**THE INPUT**
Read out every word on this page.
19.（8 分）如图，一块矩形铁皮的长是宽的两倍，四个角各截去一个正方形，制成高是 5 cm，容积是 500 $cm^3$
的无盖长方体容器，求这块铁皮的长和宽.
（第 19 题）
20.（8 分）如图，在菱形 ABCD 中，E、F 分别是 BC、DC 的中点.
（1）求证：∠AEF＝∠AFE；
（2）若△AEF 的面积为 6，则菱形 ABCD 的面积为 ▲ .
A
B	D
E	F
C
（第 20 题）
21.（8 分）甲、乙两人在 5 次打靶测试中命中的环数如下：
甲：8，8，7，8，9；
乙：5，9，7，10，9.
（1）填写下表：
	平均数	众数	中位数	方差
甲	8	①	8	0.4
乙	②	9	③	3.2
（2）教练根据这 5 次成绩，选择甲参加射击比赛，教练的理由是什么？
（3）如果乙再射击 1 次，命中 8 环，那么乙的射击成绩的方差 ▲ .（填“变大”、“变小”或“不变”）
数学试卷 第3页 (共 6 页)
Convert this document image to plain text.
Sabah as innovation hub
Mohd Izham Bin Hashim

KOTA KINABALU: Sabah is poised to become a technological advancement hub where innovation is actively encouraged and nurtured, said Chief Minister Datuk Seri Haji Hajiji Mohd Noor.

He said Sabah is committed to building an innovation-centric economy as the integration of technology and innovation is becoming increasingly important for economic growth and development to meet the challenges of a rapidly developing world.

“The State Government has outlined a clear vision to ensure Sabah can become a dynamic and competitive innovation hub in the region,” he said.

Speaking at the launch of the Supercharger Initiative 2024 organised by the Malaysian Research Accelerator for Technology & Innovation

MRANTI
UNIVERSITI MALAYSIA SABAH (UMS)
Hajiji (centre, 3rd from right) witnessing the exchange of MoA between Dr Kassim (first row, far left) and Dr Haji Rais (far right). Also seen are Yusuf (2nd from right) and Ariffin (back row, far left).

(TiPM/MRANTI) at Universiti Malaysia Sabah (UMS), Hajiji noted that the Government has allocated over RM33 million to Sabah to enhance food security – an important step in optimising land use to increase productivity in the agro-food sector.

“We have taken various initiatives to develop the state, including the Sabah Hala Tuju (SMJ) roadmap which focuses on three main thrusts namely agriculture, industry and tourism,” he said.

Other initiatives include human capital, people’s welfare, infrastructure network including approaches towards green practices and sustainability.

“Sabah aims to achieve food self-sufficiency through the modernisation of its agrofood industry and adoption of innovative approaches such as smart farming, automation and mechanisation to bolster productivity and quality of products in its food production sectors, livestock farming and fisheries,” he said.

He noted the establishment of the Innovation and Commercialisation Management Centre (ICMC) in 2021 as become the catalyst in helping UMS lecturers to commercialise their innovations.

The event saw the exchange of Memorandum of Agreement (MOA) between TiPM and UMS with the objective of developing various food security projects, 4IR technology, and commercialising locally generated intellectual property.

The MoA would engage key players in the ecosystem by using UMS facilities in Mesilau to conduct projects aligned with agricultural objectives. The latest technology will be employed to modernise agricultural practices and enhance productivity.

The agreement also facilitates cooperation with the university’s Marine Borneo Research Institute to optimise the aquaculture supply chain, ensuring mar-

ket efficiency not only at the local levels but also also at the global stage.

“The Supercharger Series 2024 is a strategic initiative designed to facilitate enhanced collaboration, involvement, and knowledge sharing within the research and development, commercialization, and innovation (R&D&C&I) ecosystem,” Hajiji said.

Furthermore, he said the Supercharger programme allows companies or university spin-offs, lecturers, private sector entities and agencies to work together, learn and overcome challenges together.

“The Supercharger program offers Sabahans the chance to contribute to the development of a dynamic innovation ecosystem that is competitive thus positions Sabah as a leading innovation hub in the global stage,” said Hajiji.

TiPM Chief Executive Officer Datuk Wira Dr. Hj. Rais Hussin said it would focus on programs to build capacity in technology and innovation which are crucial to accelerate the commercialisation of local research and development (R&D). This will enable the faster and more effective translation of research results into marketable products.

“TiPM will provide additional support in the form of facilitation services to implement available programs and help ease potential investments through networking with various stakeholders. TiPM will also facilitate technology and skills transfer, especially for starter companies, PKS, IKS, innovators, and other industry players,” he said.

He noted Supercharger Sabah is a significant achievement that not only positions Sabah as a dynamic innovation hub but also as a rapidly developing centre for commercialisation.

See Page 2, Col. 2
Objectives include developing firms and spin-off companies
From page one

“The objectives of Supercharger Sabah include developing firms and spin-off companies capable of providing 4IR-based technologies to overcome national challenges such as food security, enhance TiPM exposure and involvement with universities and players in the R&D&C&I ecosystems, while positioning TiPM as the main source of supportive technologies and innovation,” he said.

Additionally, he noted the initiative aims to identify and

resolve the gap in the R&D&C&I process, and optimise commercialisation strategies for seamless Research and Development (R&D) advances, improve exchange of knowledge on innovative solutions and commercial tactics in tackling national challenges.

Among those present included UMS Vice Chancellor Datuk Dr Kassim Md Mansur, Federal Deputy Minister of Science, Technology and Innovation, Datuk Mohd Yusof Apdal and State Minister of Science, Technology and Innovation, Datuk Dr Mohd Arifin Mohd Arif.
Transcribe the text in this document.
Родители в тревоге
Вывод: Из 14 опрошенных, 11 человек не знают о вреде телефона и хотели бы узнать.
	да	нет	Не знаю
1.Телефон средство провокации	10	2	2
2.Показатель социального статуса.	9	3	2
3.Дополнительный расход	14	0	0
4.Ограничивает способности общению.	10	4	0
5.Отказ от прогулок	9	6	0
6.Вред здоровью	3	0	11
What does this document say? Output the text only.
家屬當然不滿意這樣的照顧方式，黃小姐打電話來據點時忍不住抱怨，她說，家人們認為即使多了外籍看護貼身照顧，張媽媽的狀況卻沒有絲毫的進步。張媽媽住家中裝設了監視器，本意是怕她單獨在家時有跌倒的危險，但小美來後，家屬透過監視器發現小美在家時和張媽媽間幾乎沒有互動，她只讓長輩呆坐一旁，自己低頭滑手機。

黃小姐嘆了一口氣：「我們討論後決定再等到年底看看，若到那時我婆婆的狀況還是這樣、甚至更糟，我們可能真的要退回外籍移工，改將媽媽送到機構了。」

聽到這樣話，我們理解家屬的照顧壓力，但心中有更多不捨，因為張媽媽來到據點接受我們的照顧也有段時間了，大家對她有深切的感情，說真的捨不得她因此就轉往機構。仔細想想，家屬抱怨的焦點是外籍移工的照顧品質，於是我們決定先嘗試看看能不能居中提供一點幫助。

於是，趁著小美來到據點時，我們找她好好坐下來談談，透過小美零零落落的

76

**EXERCISE REQUIREMENTS**
Output the full listing without altering anything.

**FINISHED EXERCISE**
Read out every word on this page.
19.（8 分）如图，一块矩形铁皮的长是宽的两倍，四个角各截去一个正方形，制成高是 5 cm，容积是 500 $cm^3$
的无盖长方体容器，求这块铁皮的长和宽.
（第 19 题）
20.（8 分）如图，在菱形 ABCD 中，E、F 分别是 BC、DC 的中点.
（1）求证：∠AEF＝∠AFE；
（2）若△AEF 的面积为 6，则菱形 ABCD 的面积为 ▲ .
A
B	D
E	F
C
（第 20 题）
21.（8 分）甲、乙两人在 5 次打靶测试中命中的环数如下：
甲：8，8，7，8，9；
乙：5，9，7，10，9.
（1）填写下表：
	平均数	众数	中位数	方差
甲	8	①	8	0.4
乙	②	9	③	3.2
（2）教练根据这 5 次成绩，选择甲参加射击比赛，教练的理由是什么？
（3）如果乙再射击 1 次，命中 8 环，那么乙的射击成绩的方差 ▲ .（填“变大”、“变小”或“不变”）
数学试卷 第3页 (共 6 页)
Convert this document image to plain text.
Sabah as innovation hub
Mohd Izham Bin Hashim

KOTA KINABALU: Sabah is poised to become a technological advancement hub where innovation is actively encouraged and nurtured, said Chief Minister Datuk Seri Haji Hajiji Mohd Noor.

He said Sabah is committed to building an innovation-centric economy as the integration of technology and innovation is becoming increasingly important for economic growth and development to meet the challenges of a rapidly developing world.

“The State Government has outlined a clear vision to ensure Sabah can become a dynamic and competitive innovation hub in the region,” he said.

Speaking at the launch of the Supercharger Initiative 2024 organised by the Malaysian Research Accelerator for Technology & Innovation

MRANTI
UNIVERSITI MALAYSIA SABAH (UMS)
Hajiji (centre, 3rd from right) witnessing the exchange of MoA between Dr Kassim (first row, far left) and Dr Haji Rais (far right). Also seen are Yusuf (2nd from right) and Ariffin (back row, far left).

(TiPM/MRANTI) at Universiti Malaysia Sabah (UMS), Hajiji noted that the Government has allocated over RM33 million to Sabah to enhance food security – an important step in optimising land use to increase productivity in the agro-food sector.

“We have taken various initiatives to develop the state, including the Sabah Hala Tuju (SMJ) roadmap which focuses on three main thrusts namely agriculture, industry and tourism,” he said.

Other initiatives include human capital, people’s welfare, infrastructure network including approaches towards green practices and sustainability.

“Sabah aims to achieve food self-sufficiency through the modernisation of its agrofood industry and adoption of innovative approaches such as smart farming, automation and mechanisation to bolster productivity and quality of products in its food production sectors, livestock farming and fisheries,” he said.

He noted the establishment of the Innovation and Commercialisation Management Centre (ICMC) in 2021 as become the catalyst in helping UMS lecturers to commercialise their innovations.

The event saw the exchange of Memorandum of Agreement (MOA) between TiPM and UMS with the objective of developing various food security projects, 4IR technology, and commercialising locally generated intellectual property.

The MoA would engage key players in the ecosystem by using UMS facilities in Mesilau to conduct projects aligned with agricultural objectives. The latest technology will be employed to modernise agricultural practices and enhance productivity.

The agreement also facilitates cooperation with the university’s Marine Borneo Research Institute to optimise the aquaculture supply chain, ensuring mar-

ket efficiency not only at the local levels but also also at the global stage.

“The Supercharger Series 2024 is a strategic initiative designed to facilitate enhanced collaboration, involvement, and knowledge sharing within the research and development, commercialization, and innovation (R&D&C&I) ecosystem,” Hajiji said.

Furthermore, he said the Supercharger programme allows companies or university spin-offs, lecturers, private sector entities and agencies to work together, learn and overcome challenges together.

“The Supercharger program offers Sabahans the chance to contribute to the development of a dynamic innovation ecosystem that is competitive thus positions Sabah as a leading innovation hub in the global stage,” said Hajiji.

TiPM Chief Executive Officer Datuk Wira Dr. Hj. Rais Hussin said it would focus on programs to build capacity in technology and innovation which are crucial to accelerate the commercialisation of local research and development (R&D). This will enable the faster and more effective translation of research results into marketable products.

“TiPM will provide additional support in the form of facilitation services to implement available programs and help ease potential investments through networking with various stakeholders. TiPM will also facilitate technology and skills transfer, especially for starter companies, PKS, IKS, innovators, and other industry players,” he said.

He noted Supercharger Sabah is a significant achievement that not only positions Sabah as a dynamic innovation hub but also as a rapidly developing centre for commercialisation.

See Page 2, Col. 2
Objectives include developing firms and spin-off companies
From page one

“The objectives of Supercharger Sabah include developing firms and spin-off companies capable of providing 4IR-based technologies to overcome national challenges such as food security, enhance TiPM exposure and involvement with universities and players in the R&D&C&I ecosystems, while positioning TiPM as the main source of supportive technologies and innovation,” he said.

Additionally, he noted the initiative aims to identify and

resolve the gap in the R&D&C&I process, and optimise commercialisation strategies for seamless Research and Development (R&D) advances, improve exchange of knowledge on innovative solutions and commercial tactics in tackling national challenges.

Among those present included UMS Vice Chancellor Datuk Dr Kassim Md Mansur, Federal Deputy Minister of Science, Technology and Innovation, Datuk Mohd Yusof Apdal and State Minister of Science, Technology and Innovation, Datuk Dr Mohd Arifin Mohd Arif.
Transcribe the text in this document.
Родители в тревоге
Вывод: Из 14 опрошенных, 11 человек не знают о вреде телефона и хотели бы узнать.
	да	нет	Не знаю
1.Телефон средство провокации	10	2	2
2.Показатель социального статуса.	9	3	2
3.Дополнительный расход	14	0	0
4.Ограничивает способности общению.	10	4	0
5.Отказ от прогулок	9	6	0
6.Вред здоровью	3	0	11
What does this document say? Output the text only.
家屬當然不滿意這樣的照顧方式，黃小姐打電話來據點時忍不住抱怨，她說，家人們認為即使多了外籍看護貼身照顧，張媽媽的狀況卻沒有絲毫的進步。張媽媽住家中裝設了監視器，本意是怕她單獨在家時有跌倒的危險，但小美來後，家屬透過監視器發現小美在家時和張媽媽間幾乎沒有互動，她只讓長輩呆坐一旁，自己低頭滑手機。

黃小姐嘆了一口氣：「我們討論後決定再等到年底看看，若到那時我婆婆的狀況還是這樣、甚至更糟，我們可能真的要退回外籍移工，改將媽媽送到機構了。」

聽到這樣話，我們理解家屬的照顧壓力，但心中有更多不捨，因為張媽媽來到據點接受我們的照顧也有段時間了，大家對她有深切的感情，說真的捨不得她因此就轉往機構。仔細想想，家屬抱怨的焦點是外籍移工的照顧品質，於是我們決定先嘗試看看能不能居中提供一點幫助。

於是，趁著小美來到據點時，我們找她好好坐下來談談，透過小美零零落落的

76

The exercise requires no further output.